Begin at the line below that contains "Convert this screenshot". Repeat it and all remaining lines of the records exactly.

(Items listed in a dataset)

--

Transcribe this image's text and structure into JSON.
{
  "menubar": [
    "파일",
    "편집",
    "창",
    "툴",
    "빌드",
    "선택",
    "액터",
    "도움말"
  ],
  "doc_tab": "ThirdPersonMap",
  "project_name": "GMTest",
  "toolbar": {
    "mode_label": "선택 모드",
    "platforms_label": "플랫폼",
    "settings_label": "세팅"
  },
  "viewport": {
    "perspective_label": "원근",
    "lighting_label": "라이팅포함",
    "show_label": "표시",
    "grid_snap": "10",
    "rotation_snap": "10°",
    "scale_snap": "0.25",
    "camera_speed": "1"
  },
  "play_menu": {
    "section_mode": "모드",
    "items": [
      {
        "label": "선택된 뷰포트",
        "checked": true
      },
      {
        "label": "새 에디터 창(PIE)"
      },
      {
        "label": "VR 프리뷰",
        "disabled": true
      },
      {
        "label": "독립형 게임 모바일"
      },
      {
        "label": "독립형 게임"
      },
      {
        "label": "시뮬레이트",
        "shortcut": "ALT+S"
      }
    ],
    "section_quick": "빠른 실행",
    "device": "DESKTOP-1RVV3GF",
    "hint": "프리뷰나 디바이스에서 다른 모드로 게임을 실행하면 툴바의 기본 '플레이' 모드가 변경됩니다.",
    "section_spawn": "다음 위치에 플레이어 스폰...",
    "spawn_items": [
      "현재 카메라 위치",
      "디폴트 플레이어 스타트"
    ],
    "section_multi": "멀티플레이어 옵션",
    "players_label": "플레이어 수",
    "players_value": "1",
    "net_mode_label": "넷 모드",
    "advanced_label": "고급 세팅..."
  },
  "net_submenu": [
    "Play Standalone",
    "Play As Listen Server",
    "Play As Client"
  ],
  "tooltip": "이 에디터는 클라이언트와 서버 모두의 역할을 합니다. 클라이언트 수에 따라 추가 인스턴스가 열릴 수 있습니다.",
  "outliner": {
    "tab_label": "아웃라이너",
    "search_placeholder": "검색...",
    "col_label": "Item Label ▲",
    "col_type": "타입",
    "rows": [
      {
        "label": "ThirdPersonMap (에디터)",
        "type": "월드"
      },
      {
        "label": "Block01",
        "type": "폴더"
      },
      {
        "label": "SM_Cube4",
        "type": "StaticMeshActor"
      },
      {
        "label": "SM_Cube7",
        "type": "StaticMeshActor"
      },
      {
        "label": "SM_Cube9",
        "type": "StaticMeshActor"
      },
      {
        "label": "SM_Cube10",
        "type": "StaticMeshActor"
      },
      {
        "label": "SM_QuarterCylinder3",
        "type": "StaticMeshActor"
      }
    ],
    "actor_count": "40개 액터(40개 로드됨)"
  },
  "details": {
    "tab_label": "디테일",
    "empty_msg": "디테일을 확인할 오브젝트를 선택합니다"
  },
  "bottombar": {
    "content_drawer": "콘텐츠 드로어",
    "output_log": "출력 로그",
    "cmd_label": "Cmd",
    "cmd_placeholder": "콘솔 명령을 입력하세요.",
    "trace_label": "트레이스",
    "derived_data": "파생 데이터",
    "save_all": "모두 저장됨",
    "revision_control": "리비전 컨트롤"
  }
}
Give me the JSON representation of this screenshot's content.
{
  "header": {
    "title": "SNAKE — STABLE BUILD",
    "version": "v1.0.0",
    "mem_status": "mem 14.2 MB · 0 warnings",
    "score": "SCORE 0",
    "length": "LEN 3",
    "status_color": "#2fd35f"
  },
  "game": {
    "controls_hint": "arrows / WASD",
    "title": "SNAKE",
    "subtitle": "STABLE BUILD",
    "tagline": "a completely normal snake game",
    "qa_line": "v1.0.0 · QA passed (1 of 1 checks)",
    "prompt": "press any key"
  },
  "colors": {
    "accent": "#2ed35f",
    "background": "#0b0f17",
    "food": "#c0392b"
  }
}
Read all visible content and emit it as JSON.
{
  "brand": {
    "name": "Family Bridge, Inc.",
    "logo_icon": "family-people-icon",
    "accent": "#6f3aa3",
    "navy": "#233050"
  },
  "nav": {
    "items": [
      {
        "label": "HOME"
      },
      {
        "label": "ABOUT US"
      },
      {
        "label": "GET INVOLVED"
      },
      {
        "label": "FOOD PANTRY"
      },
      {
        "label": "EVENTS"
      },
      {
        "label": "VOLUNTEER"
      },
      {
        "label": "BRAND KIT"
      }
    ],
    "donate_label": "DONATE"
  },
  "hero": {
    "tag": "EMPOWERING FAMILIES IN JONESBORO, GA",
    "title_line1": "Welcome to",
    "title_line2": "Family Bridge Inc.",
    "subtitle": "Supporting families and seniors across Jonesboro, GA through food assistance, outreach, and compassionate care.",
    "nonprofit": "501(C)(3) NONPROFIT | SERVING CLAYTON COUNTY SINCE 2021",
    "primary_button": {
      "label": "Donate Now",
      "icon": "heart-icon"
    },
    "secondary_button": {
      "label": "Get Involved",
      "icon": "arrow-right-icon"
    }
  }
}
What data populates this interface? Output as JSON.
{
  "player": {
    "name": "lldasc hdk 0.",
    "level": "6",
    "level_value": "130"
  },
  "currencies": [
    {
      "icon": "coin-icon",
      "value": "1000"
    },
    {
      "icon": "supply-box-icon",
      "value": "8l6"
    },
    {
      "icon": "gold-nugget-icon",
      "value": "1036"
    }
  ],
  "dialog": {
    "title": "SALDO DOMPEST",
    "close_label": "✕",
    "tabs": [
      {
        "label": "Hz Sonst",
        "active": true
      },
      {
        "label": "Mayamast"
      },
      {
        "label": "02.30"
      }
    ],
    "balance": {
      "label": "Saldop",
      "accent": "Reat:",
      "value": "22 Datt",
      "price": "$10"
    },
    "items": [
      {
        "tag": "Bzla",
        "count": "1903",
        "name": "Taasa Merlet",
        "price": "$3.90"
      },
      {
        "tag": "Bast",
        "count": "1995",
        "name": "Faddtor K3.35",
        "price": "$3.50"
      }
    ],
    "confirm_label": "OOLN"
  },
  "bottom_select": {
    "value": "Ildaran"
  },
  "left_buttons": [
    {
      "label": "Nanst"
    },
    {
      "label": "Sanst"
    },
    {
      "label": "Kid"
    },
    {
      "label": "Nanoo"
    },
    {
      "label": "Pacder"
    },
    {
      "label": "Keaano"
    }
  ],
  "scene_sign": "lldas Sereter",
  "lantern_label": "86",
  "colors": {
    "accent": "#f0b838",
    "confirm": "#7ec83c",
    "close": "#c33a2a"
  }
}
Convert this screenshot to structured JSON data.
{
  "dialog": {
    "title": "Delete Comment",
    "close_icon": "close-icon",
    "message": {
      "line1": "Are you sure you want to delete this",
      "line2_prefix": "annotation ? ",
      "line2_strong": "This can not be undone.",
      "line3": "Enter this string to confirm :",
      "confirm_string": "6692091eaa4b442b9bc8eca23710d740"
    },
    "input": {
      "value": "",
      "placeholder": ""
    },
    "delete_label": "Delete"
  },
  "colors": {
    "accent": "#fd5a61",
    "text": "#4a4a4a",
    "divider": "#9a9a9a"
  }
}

--

WRITTEN REPLY:
Convert this screenshot to structured JSON data.
{
  "dialog": {
    "title": "Delete Comment",
    "close_icon": "close-icon",
    "message": {
      "line1": "Are you sure you want to delete this",
      "line2_prefix": "annotation ? ",
      "line2_strong": "This can not be undone.",
      "line3": "Enter this string to confirm :",
      "confirm_string": "6692091eaa4b442b9bc8eca23710d740"
    },
    "input": {
      "value": "",
      "placeholder": ""
    },
    "delete_label": "Delete"
  },
  "colors": {
    "accent": "#fd5a61",
    "text": "#4a4a4a",
    "divider": "#9a9a9a"
  }
}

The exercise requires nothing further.